* Input for this task
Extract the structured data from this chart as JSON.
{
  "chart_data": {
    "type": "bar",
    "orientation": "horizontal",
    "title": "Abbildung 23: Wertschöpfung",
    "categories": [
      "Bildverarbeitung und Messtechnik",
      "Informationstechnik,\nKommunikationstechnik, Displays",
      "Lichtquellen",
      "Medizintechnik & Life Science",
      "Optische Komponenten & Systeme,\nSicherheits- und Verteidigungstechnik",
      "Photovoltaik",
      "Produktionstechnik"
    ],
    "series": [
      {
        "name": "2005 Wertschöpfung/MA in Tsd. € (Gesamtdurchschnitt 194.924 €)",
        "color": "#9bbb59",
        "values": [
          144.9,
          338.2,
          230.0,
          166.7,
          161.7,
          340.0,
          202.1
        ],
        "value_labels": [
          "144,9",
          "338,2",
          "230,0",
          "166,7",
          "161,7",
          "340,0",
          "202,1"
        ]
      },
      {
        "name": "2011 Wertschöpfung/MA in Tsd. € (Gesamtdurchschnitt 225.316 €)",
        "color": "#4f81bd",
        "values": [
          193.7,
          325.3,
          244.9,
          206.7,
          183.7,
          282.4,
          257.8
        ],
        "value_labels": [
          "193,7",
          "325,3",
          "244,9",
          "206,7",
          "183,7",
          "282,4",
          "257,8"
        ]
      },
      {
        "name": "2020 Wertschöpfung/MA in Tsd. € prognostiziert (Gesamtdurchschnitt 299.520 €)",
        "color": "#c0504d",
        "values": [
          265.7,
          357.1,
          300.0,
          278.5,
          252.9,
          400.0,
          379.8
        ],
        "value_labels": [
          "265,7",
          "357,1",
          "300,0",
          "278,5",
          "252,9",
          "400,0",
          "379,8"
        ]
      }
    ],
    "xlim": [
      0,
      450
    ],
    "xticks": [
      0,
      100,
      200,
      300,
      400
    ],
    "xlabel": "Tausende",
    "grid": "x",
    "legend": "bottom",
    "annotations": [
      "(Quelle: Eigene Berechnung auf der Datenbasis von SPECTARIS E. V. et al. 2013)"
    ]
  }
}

* To be done
Show each line in the entries that holds the string "Gesamtdurchschnitt".

* Exercise answer
        "name": "2005 Wertschöpfung/MA in Tsd. € (Gesamtdurchschnitt 194.924 €)",
        "name": "2011 Wertschöpfung/MA in Tsd. € (Gesamtdurchschnitt 225.316 €)",
        "name": "2020 Wertschöpfung/MA in Tsd. € prognostiziert (Gesamtdurchschnitt 299.520 €)",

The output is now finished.